§ Written problem a: Copy the entries word for word, from their first line through the line that contains "corner-shelf-illustration xyxy=(100,24,306,379)", including both ends.

******

Object Detection in Satellite Imagery, a Low Overhead Approach, Part I

The promise of detecting and enumerating objects of interest over large areas is one of the primary drivers of interest in satellite imagery analytics. Detecting small objects in cluttered environments over broad swaths is a time consuming task for analysts, particularly given the ongoing growth of imagery data. A number of integrated pipelines using convolutional neural nets (FasterRCNN, YOLO) have proven very successful for detecting objects such as people, cars or bicycles in cell phone pictures. These methods are not optimized to detect small objects in large images, and often perform poorly when applied to such problems. Adapting these methods to the different scales and objects of interest in satellite imagery shows great promise, but is a research area still in relative infancy and one to be explored later. In this paper we discuss a simpler approach using pre-filters and sliding windows paired with histogram of oriented gradient (HOG) based classifiers.

While the sliding window approach may be considered a brute force approach, it is also simple to implement and effective in certain problems. Furthermore, all of the work shown here is run on a laptop using open source software [1, 2, 3]; no GPU, high performance computing cluster, or proprietary software licenses required. We apply the sliding window approach to a maritime domain awareness problem and attempt to enumerate ships at anchor as well as in harbor. In later posts we will detail an increasingly sophisticated classification approach and compare it with sliding windows paired with neural network classifiers.

******

§ Written problem b: In the satellite imagery article, what kind of computer is all the work run on?

§ Dataset rows:

******

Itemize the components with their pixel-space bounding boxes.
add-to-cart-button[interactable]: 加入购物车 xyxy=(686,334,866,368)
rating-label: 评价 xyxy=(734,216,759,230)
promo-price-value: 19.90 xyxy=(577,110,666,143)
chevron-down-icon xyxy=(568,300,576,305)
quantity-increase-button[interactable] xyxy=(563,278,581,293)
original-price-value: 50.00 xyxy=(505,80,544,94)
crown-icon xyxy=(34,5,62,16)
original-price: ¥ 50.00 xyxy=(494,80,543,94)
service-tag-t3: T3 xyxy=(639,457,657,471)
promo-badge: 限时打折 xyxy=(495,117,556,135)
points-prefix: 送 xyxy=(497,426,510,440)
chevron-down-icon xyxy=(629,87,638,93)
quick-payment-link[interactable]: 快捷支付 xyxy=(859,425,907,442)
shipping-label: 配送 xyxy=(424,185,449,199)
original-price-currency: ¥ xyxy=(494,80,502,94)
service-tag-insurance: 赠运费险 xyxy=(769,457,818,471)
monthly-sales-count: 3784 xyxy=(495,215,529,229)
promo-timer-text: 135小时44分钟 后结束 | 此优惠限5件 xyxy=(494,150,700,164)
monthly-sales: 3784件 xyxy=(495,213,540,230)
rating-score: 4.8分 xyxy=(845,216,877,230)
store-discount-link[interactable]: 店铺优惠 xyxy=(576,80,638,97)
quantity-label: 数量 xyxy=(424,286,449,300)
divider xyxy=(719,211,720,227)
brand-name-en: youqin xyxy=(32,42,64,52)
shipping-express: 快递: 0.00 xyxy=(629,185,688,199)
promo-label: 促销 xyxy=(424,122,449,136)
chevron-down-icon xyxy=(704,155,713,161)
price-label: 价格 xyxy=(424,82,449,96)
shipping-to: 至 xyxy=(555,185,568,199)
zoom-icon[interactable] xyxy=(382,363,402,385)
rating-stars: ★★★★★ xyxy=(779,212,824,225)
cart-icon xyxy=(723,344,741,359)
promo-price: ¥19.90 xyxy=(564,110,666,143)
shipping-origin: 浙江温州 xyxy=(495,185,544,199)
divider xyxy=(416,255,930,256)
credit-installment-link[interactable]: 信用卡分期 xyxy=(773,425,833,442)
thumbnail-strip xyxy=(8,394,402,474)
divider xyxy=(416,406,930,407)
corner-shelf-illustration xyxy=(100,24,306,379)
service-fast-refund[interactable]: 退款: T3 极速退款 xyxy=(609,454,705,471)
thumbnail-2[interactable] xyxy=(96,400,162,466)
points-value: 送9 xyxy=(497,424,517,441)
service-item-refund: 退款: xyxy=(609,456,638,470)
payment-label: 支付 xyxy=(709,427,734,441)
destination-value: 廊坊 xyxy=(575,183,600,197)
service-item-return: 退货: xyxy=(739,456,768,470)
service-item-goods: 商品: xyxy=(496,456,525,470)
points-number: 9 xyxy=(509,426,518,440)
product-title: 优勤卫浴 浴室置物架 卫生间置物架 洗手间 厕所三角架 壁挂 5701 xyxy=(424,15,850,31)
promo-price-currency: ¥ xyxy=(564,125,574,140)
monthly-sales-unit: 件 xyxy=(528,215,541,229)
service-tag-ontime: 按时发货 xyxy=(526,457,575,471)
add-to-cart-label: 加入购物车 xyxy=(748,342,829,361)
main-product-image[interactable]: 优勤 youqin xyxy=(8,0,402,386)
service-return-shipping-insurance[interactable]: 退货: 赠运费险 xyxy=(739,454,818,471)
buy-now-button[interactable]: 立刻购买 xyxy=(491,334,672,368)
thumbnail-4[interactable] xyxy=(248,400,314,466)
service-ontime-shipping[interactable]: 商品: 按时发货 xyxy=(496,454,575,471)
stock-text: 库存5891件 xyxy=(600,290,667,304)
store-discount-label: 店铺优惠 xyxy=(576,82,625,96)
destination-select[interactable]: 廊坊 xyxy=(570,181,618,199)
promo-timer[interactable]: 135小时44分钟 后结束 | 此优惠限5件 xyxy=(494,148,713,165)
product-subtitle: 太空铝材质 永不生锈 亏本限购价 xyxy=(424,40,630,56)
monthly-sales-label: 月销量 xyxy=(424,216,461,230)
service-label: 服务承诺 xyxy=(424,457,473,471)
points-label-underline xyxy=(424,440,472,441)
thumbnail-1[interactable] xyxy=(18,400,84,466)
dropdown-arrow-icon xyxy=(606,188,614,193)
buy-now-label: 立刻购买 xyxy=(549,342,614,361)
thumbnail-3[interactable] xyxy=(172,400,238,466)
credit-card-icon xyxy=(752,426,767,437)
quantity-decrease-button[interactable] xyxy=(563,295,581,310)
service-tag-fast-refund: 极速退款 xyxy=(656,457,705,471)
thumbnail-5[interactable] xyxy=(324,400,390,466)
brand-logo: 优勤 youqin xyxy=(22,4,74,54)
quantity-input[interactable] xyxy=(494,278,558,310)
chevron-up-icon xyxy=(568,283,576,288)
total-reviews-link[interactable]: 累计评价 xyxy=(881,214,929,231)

******

§ Complete output a:
Itemize the components with their pixel-space bounding boxes.
add-to-cart-button[interactable]: 加入购物车 xyxy=(686,334,866,368)
rating-label: 评价 xyxy=(734,216,759,230)
promo-price-value: 19.90 xyxy=(577,110,666,143)
chevron-down-icon xyxy=(568,300,576,305)
quantity-increase-button[interactable] xyxy=(563,278,581,293)
original-price-value: 50.00 xyxy=(505,80,544,94)
crown-icon xyxy=(34,5,62,16)
original-price: ¥ 50.00 xyxy=(494,80,543,94)
service-tag-t3: T3 xyxy=(639,457,657,471)
promo-badge: 限时打折 xyxy=(495,117,556,135)
points-prefix: 送 xyxy=(497,426,510,440)
chevron-down-icon xyxy=(629,87,638,93)
quick-payment-link[interactable]: 快捷支付 xyxy=(859,425,907,442)
shipping-label: 配送 xyxy=(424,185,449,199)
original-price-currency: ¥ xyxy=(494,80,502,94)
service-tag-insurance: 赠运费险 xyxy=(769,457,818,471)
monthly-sales-count: 3784 xyxy=(495,215,529,229)
promo-timer-text: 135小时44分钟 后结束 | 此优惠限5件 xyxy=(494,150,700,164)
monthly-sales: 3784件 xyxy=(495,213,540,230)
rating-score: 4.8分 xyxy=(845,216,877,230)
store-discount-link[interactable]: 店铺优惠 xyxy=(576,80,638,97)
quantity-label: 数量 xyxy=(424,286,449,300)
divider xyxy=(719,211,720,227)
brand-name-en: youqin xyxy=(32,42,64,52)
shipping-express: 快递: 0.00 xyxy=(629,185,688,199)
promo-label: 促销 xyxy=(424,122,449,136)
chevron-down-icon xyxy=(704,155,713,161)
price-label: 价格 xyxy=(424,82,449,96)
shipping-to: 至 xyxy=(555,185,568,199)
zoom-icon[interactable] xyxy=(382,363,402,385)
rating-stars: ★★★★★ xyxy=(779,212,824,225)
cart-icon xyxy=(723,344,741,359)
promo-price: ¥19.90 xyxy=(564,110,666,143)
shipping-origin: 浙江温州 xyxy=(495,185,544,199)
divider xyxy=(416,255,930,256)
credit-installment-link[interactable]: 信用卡分期 xyxy=(773,425,833,442)
thumbnail-strip xyxy=(8,394,402,474)
divider xyxy=(416,406,930,407)
corner-shelf-illustration xyxy=(100,24,306,379)

§ Complete output b: A laptop.